Return all of the entries exactly, with nothing added or left out.
** Start of Source data **
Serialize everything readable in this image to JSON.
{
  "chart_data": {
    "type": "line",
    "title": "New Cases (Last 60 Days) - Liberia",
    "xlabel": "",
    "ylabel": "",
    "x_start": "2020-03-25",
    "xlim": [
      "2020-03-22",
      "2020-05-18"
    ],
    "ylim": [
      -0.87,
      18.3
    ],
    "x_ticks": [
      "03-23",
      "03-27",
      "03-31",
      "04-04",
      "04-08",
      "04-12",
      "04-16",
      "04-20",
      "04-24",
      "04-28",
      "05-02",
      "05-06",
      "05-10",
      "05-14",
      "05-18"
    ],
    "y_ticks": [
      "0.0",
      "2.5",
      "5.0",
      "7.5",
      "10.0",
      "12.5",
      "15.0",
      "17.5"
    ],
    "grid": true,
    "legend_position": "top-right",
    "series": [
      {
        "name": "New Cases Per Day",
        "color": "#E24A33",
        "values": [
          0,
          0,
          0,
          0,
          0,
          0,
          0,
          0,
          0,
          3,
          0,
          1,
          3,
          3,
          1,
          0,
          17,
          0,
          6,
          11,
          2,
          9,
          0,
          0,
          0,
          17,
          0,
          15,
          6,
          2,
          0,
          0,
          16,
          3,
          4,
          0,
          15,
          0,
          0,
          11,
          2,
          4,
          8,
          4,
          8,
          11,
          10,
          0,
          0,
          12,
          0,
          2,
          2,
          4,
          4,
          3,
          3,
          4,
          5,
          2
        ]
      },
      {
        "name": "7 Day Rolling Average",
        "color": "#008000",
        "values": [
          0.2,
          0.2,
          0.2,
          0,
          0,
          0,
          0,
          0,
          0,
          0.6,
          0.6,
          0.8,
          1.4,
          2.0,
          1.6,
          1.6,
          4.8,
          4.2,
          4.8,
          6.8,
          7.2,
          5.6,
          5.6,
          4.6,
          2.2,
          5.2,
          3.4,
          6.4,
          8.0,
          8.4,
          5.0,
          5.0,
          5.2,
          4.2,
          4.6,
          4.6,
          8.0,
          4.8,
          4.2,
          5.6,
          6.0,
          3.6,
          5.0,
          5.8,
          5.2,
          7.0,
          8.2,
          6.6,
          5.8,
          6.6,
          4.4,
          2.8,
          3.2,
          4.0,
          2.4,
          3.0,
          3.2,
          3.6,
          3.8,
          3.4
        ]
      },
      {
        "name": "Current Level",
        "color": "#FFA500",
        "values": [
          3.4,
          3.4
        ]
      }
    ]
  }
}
** End of Source data **
The completed task:
Serialize everything readable in this image to JSON.
{
  "chart_data": {
    "type": "line",
    "title": "New Cases (Last 60 Days) - Liberia",
    "xlabel": "",
    "ylabel": "",
    "x_start": "2020-03-25",
    "xlim": [
      "2020-03-22",
      "2020-05-18"
    ],
    "ylim": [
      -0.87,
      18.3
    ],
    "x_ticks": [
      "03-23",
      "03-27",
      "03-31",
      "04-04",
      "04-08",
      "04-12",
      "04-16",
      "04-20",
      "04-24",
      "04-28",
      "05-02",
      "05-06",
      "05-10",
      "05-14",
      "05-18"
    ],
    "y_ticks": [
      "0.0",
      "2.5",
      "5.0",
      "7.5",
      "10.0",
      "12.5",
      "15.0",
      "17.5"
    ],
    "grid": true,
    "legend_position": "top-right",
    "series": [
      {
        "name": "New Cases Per Day",
        "color": "#E24A33",
        "values": [
          0,
          0,
          0,
          0,
          0,
          0,
          0,
          0,
          0,
          3,
          0,
          1,
          3,
          3,
          1,
          0,
          17,
          0,
          6,
          11,
          2,
          9,
          0,
          0,
          0,
          17,
          0,
          15,
          6,
          2,
          0,
          0,
          16,
          3,
          4,
          0,
          15,
          0,
          0,
          11,
          2,
          4,
          8,
          4,
          8,
          11,
          10,
          0,
          0,
          12,
          0,
          2,
          2,
          4,
          4,
          3,
          3,
          4,
          5,
          2
        ]
      },
      {
        "name": "7 Day Rolling Average",
        "color": "#008000",
        "values": [
          0.2,
          0.2,
          0.2,
          0,
          0,
          0,
          0,
          0,
          0,
          0.6,
          0.6,
          0.8,
          1.4,
          2.0,
          1.6,
          1.6,
          4.8,
          4.2,
          4.8,
          6.8,
          7.2,
          5.6,
          5.6,
          4.6,
          2.2,
          5.2,
          3.4,
          6.4,
          8.0,
          8.4,
          5.0,
          5.0,
          5.2,
          4.2,
          4.6,
          4.6,
          8.0,
          4.8,
          4.2,
          5.6,
          6.0,
          3.6,
          5.0,
          5.8,
          5.2,
          7.0,
          8.2,
          6.6,
          5.8,
          6.6,
          4.4,
          2.8,
          3.2,
          4.0,
          2.4,
          3.0,
          3.2,
          3.6,
          3.8,
          3.4
        ]
      },
      {
        "name": "Current Level",
        "color": "#FFA500",
        "values": [
          3.4,
          3.4
        ]
      }
    ]
  }
}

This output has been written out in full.